▸ **DOCUMENT SECTION**:

Jim Chickneas

Fairfield, CT

This video was submitted courtesy of the Association of BellTel Retirees.

From my perspective, knowing that the benefits were there kept me perhaps more loyal than somebody else would be if they had been faced with the same working conditions that we had been faced with.
The idea of having a stable retirement in my opinion is a much more realistic and more generally useful objective for a worker in the United States to have than the fact that he’s going to get to be in the NBA or become a crack heart surgeon or become the most lucratively paid corporate executive.  Those big rewards -- that winner-take-all mentality, which I think is all too prevalent today -- is harmful to people.  If you had a sense that I’m working because I can make contributions and take care of myself and my family -- and be able to do that after I can’t work, that’s…. I don’t know if that’s an American dream or socialist dream or what it is, but I think, it’s, in my case, it was what kept me going.  I knew I was going to have stable living conditions when I retire. 
If you look at the executive compensation packages, which would have come from “Cloud Cuckoo Land,” (I don’t know who thinks these things are in any way compensatory for what these people do), you’ve got to say, “Well, maybe if they want to keep paying these executives at that level, they gotta steal from the employees in some way, and the retirees are the easiest ones to steal from.”

▸ **STUDY QUESTIONS**:
**1)** In the retiree's statement, why does the speaker say he stayed more loyal than others might have under the same working conditions? Answer in one to three sentences.
**2)** Please answer these questions on the retiree's statement, marking your answers as the questions are marked:
(a) What town and state are given with the speaker's name?
(b) Which organization submitted the video?
(c) What mentality does the speaker call all too prevalent today?
The records that follow the statement were taken from a separate source.

Dataset entries
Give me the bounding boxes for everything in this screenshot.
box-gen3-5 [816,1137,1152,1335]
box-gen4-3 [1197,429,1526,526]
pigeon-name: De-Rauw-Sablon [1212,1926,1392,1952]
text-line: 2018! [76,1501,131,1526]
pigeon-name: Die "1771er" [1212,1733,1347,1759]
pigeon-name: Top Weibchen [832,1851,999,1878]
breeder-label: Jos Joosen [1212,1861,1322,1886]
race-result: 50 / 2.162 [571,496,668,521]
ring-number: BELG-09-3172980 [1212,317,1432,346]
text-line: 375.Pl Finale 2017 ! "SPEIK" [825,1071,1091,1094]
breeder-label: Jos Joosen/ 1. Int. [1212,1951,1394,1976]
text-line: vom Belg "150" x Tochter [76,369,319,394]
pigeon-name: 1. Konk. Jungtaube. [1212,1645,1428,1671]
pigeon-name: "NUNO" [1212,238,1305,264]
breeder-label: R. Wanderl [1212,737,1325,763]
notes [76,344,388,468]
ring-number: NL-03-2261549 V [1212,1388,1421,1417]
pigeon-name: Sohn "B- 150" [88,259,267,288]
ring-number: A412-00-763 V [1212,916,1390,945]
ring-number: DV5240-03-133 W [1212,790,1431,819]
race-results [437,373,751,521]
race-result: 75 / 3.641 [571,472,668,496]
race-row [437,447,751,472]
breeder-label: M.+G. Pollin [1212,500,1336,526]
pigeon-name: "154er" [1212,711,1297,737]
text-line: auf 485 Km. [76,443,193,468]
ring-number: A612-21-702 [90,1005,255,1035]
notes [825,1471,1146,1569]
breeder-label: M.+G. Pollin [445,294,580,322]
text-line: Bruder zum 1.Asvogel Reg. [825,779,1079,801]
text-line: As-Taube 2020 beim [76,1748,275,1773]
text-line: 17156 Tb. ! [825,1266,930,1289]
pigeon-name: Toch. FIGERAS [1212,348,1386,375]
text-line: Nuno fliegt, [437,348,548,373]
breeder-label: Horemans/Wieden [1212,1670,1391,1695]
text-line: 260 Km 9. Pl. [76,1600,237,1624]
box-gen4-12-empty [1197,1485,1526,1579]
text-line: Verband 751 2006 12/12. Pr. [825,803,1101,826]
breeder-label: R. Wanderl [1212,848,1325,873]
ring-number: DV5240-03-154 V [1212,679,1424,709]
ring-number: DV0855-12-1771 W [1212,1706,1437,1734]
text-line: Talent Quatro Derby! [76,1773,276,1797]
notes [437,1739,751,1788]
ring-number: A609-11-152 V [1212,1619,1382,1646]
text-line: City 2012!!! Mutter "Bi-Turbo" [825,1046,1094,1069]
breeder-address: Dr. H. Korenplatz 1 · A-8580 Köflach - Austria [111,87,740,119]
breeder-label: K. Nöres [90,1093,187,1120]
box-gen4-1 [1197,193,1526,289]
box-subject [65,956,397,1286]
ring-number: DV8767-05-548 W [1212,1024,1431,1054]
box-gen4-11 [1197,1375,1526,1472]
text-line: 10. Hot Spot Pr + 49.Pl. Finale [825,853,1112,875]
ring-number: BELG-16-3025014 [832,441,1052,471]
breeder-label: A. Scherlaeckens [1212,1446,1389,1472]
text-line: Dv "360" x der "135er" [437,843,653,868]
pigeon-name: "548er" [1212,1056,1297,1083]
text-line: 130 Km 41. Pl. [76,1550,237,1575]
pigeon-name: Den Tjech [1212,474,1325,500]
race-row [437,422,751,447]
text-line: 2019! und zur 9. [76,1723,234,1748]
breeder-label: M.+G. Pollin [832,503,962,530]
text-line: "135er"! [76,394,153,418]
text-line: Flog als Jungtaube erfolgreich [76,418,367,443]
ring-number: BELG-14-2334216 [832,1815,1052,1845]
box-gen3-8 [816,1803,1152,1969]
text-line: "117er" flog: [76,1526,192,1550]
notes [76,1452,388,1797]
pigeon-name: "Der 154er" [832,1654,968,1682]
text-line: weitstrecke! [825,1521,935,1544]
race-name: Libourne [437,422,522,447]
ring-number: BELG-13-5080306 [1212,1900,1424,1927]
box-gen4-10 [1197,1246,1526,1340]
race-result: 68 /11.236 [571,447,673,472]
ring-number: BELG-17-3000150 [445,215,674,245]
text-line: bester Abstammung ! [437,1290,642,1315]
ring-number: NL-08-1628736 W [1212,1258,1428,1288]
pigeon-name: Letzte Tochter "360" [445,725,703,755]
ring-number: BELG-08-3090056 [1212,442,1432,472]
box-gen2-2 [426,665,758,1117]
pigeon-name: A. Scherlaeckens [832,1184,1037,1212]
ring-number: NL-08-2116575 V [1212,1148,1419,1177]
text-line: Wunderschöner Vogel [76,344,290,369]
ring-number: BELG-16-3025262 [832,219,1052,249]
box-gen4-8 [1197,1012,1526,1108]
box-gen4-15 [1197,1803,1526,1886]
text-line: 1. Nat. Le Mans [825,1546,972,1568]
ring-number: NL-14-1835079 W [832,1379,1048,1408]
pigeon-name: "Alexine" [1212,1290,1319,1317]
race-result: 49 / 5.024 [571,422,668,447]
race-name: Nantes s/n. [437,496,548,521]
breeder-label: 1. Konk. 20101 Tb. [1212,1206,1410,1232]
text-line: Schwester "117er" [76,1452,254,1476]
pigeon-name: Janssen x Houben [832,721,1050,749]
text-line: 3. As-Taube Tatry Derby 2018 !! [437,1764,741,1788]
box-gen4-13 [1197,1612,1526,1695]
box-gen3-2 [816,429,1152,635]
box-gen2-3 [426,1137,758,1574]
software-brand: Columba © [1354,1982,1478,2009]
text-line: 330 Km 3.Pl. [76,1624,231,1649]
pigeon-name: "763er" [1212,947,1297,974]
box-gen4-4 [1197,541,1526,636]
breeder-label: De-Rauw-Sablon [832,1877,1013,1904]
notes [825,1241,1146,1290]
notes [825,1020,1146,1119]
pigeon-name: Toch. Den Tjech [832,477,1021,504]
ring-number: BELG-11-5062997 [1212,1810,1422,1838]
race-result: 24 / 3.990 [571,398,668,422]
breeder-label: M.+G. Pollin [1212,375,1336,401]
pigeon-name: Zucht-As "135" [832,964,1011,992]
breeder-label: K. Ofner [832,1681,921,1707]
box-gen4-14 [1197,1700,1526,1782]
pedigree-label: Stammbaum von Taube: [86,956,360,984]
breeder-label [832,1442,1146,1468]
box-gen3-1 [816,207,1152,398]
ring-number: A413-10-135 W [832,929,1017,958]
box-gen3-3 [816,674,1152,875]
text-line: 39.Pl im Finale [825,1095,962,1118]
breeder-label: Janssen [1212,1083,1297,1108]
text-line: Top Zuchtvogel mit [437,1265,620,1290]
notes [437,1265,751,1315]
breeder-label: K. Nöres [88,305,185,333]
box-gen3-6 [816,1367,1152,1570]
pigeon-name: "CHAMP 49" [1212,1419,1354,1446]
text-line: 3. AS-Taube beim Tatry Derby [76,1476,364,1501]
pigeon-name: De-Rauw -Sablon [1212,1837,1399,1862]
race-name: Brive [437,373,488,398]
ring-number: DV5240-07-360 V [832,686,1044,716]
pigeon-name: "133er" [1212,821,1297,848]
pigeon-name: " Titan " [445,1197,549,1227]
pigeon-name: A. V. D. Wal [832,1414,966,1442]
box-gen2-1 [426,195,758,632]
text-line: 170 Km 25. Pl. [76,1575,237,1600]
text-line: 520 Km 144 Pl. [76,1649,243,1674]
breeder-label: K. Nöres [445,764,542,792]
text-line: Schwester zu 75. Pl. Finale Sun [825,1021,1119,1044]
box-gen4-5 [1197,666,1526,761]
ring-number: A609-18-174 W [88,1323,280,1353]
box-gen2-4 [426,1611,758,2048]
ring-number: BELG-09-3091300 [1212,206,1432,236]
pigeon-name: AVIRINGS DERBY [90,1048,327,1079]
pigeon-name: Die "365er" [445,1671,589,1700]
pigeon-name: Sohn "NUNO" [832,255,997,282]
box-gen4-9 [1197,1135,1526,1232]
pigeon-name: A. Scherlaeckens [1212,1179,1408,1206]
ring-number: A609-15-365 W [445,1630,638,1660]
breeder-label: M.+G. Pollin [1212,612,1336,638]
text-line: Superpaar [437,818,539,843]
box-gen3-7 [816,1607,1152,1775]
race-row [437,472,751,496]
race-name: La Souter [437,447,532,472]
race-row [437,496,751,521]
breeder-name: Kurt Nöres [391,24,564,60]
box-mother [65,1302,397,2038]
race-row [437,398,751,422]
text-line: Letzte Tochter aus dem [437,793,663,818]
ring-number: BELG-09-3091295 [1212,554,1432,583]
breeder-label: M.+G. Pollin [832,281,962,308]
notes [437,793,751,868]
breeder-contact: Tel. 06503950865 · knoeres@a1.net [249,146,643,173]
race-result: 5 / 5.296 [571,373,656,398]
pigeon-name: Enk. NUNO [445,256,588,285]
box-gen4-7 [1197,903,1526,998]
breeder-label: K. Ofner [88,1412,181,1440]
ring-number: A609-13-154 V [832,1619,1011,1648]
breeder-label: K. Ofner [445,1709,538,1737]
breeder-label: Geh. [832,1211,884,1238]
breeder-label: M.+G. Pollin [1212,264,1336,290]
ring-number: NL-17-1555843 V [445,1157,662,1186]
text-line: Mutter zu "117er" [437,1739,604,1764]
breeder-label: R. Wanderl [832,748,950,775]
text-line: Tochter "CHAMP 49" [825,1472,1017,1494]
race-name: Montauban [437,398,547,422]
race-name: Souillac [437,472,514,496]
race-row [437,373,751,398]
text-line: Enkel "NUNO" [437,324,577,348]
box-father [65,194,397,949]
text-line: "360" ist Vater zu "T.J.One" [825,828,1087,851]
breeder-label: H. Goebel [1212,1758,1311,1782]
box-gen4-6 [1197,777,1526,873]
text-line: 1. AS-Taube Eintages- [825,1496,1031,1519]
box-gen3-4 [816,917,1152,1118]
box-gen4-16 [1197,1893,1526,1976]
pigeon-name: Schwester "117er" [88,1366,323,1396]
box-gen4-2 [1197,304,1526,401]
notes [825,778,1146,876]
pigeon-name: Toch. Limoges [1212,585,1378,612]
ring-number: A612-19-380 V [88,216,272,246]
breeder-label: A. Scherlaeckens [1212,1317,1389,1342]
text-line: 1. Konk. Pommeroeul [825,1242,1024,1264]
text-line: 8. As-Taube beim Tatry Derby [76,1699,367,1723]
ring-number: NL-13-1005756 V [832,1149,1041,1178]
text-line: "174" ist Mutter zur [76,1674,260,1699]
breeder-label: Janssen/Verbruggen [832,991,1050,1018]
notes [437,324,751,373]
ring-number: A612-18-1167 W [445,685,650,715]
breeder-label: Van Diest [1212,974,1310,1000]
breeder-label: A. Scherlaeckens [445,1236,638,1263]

▸ **WRITTEN ANSWERS**:
**1)** He stayed because he knew the benefits were there. He knew he would have stable living conditions when he retired, and he says that this was what kept him going.

**2)**
(a) Fairfield, CT
(b) The Association of BellTel Retirees
(c) The winner-take-all mentality